BACKGROUND: Intravenous (IV) acetaminophen is used in multimodal analgesia to reduce the amount and duration of opioid use in the postoperative setting.
METHODS: A systematic review of published randomized controlled trials was conducted to define the opioid-sparing effect of IV acetaminophen in different types of surgeries. Eligible studies included prospective, randomized, double-blind trials of IV acetaminophen compared with either a placebo- or active-treatment group in adult (age =18 years) patients undergoing surgery. Trials had to be published in English in a peer-reviewed journal.
RESULTS: A total of 44 treatment cohorts included in 37 studies were included in the systematic analysis. Compared with active- or placebo-control treatments, IV acetaminophen produced a statistically significant opioid-sparing effect in 14 of 44 cohorts (32%). An opioid-sparing effect was more common in placebo-controlled comparisons. Of the 28 placebo treatment comparisons, IV acetaminophen produced an opioid-sparing effect in 13 (46%). IV acetaminophen produced an opioid-sparing effect in only 6% (one out of 16) of the active-control groups. Among the 16 active-control groups, opioid consumption was significantly greater with IV acetaminophen than the active comparator in seven cohorts and not significantly different than the active comparator in eight cohorts.
CONCLUSIONS: The results of this systematic analysis demonstrate that IV acetaminophen is not effective in reducing opioid consumption compared with other adjuvant analgesic agents in the postoperative patient. In patients where other adjuvant analgesic agents are contraindicated, IV acetaminophen may be an option.

———

- WORK ORDER 1: In the review of IV acetaminophen, how many of the 28 placebo treatment comparisons showed an opioid-sparing effect?
- WORK ORDER 2: Translate this sentence from the review of IV acetaminophen into Spanish: "An opioid-sparing effect was more common in placebo-controlled comparisons."
The items that follow are not needed for the work on this text.

———

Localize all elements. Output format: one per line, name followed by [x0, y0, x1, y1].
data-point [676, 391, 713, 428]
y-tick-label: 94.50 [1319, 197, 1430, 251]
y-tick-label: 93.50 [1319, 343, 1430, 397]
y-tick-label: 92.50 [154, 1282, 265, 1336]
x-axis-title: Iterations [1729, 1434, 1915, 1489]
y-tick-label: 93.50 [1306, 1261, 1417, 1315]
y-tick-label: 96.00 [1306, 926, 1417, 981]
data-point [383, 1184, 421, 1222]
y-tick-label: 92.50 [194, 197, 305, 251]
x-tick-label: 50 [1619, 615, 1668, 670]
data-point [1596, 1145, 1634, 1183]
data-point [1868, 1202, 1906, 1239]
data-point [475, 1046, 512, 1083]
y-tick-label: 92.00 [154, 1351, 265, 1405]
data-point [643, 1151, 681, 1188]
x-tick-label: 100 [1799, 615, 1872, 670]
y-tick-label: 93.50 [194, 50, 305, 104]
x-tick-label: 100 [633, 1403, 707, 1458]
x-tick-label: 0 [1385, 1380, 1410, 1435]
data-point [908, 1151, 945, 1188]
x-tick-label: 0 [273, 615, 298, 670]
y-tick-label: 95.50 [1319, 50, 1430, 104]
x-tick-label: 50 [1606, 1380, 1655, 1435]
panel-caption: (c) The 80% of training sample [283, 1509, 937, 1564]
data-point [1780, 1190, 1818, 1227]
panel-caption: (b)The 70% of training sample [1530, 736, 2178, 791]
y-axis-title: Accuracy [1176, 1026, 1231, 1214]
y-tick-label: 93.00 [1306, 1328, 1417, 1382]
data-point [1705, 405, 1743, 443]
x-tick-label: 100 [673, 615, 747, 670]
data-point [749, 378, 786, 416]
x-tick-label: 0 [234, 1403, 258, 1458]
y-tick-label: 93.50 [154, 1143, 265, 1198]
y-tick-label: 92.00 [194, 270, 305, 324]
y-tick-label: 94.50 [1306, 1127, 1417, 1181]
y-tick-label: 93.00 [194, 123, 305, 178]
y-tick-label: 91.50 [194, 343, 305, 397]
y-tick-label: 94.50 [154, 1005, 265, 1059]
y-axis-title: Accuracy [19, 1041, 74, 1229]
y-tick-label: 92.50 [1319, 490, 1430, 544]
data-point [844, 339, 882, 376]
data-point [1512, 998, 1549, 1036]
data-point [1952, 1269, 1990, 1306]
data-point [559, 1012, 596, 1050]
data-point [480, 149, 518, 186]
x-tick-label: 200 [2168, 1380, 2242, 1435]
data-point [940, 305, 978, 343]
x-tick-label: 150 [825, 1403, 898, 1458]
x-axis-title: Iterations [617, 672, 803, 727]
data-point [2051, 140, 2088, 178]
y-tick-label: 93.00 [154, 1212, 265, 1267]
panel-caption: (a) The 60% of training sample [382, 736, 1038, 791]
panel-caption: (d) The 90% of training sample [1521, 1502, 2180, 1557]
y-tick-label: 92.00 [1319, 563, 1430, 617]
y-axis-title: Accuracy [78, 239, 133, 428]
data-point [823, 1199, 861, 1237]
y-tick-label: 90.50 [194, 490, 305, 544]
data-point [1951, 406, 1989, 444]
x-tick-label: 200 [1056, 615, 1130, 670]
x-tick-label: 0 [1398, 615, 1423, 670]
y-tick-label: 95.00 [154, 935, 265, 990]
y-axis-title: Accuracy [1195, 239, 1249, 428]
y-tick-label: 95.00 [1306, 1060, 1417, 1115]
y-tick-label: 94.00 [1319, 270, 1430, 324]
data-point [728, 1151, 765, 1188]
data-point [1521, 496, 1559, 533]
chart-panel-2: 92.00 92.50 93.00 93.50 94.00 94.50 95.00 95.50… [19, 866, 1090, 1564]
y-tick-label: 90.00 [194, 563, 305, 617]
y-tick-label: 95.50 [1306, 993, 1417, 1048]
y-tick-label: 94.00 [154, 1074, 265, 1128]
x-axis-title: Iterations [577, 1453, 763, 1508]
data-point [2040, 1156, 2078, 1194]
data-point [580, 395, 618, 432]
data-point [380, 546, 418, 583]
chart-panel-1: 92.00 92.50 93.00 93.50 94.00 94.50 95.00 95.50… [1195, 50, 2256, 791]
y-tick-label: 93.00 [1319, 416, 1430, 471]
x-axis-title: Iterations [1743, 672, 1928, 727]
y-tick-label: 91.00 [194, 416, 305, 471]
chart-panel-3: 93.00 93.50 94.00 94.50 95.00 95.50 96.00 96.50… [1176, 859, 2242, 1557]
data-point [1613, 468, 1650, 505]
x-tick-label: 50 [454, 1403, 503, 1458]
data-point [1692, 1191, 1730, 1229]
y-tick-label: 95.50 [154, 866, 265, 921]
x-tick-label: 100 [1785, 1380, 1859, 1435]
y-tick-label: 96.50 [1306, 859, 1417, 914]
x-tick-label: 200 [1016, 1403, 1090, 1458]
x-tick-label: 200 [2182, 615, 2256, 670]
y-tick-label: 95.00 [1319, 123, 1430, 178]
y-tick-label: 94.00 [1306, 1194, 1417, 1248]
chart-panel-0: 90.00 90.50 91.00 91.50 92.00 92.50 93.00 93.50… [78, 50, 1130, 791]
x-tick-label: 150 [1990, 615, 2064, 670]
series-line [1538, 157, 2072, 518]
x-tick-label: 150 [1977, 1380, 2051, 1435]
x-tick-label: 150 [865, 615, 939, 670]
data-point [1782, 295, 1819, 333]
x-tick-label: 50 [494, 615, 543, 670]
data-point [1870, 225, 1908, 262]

———

- PROBLEM SOLUTION 1: 13 (46%)

- PROBLEM SOLUTION 2: Un efecto ahorrador de opioides fue más frecuente en las comparaciones controladas con placebo.